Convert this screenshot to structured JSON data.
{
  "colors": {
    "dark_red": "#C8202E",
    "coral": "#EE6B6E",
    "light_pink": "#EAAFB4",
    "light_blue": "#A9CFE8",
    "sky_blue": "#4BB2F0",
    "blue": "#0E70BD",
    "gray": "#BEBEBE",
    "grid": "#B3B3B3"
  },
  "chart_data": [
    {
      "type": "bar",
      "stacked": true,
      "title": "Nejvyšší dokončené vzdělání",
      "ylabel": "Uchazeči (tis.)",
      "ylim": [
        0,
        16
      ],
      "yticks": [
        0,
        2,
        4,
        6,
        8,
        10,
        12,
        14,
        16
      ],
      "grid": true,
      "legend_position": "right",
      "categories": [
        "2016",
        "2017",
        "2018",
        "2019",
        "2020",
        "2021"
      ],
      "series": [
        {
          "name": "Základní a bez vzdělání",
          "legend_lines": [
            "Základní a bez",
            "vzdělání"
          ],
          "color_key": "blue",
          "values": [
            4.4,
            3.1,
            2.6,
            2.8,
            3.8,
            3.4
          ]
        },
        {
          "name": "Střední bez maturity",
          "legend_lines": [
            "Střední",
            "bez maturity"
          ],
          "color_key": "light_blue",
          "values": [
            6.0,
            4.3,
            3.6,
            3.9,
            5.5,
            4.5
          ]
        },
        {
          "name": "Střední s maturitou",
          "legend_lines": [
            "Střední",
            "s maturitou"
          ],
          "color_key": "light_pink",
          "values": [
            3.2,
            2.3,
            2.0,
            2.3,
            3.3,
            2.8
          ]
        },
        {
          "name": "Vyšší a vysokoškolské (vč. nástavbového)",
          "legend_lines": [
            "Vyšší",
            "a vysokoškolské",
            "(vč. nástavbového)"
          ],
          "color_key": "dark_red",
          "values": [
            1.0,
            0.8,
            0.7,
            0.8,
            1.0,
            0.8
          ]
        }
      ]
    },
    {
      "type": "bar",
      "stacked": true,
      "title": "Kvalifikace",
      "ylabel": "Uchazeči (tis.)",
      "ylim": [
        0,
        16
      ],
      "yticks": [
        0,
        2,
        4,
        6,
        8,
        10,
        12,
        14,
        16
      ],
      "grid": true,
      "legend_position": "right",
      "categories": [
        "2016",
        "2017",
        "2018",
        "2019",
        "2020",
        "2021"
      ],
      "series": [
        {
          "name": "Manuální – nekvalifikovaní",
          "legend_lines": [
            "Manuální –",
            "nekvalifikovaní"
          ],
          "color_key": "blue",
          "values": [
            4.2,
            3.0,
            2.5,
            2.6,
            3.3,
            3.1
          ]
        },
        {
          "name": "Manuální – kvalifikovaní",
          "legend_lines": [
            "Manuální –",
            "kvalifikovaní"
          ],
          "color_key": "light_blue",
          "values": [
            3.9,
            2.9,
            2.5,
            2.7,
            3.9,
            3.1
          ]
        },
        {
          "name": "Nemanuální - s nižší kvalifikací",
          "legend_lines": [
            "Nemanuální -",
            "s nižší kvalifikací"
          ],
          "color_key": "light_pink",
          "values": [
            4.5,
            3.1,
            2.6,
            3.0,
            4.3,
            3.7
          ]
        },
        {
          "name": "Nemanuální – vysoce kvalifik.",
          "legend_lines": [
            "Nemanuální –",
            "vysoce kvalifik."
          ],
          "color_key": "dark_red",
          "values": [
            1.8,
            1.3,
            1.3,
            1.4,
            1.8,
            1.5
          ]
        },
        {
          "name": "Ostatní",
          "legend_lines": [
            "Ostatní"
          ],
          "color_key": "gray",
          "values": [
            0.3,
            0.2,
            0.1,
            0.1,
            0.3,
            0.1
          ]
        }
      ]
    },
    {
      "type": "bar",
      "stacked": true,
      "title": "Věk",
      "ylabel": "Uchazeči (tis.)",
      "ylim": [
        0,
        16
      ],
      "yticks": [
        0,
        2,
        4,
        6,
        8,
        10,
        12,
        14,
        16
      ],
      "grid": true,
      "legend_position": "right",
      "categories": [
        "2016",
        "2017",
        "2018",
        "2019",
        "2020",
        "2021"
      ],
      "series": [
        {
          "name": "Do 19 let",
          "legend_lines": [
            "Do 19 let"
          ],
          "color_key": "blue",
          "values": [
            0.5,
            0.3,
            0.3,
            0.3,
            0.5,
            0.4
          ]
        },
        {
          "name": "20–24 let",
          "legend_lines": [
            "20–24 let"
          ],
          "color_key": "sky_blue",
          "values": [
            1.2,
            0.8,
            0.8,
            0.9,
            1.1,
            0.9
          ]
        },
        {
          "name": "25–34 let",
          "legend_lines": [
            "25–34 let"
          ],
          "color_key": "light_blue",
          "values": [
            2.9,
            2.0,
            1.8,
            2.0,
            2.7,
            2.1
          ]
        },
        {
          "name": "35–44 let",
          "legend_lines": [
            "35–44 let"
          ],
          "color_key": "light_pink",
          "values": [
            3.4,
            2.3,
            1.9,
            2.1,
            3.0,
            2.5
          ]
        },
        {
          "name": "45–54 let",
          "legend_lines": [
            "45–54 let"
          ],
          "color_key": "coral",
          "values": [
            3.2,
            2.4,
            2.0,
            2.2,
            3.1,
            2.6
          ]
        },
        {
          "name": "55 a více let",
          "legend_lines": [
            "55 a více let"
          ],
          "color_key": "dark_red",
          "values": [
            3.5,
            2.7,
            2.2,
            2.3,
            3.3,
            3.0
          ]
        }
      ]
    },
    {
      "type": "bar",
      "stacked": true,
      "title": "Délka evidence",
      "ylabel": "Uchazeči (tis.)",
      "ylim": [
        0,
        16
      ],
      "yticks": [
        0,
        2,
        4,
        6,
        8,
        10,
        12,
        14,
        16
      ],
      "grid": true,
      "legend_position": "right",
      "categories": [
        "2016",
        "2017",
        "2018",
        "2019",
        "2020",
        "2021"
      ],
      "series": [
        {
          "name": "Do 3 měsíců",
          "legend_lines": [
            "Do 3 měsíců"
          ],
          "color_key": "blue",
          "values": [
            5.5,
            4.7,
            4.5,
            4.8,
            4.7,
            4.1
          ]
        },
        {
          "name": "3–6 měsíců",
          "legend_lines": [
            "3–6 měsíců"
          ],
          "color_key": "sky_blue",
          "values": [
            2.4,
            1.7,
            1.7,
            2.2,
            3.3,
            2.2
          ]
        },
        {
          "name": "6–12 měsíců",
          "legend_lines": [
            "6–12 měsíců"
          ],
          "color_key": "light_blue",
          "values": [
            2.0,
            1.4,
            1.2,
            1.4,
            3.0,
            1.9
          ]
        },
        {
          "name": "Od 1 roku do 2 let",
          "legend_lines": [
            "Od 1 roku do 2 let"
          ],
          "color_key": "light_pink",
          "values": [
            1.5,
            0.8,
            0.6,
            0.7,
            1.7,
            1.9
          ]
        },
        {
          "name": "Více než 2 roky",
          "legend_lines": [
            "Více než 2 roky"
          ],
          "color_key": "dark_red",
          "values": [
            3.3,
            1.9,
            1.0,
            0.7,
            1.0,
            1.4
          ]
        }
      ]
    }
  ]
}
......
_DIRECTIVE:_ Give only the number of lines in the data that hold the word "roku".

_SOLVED EXERCISE:_ 2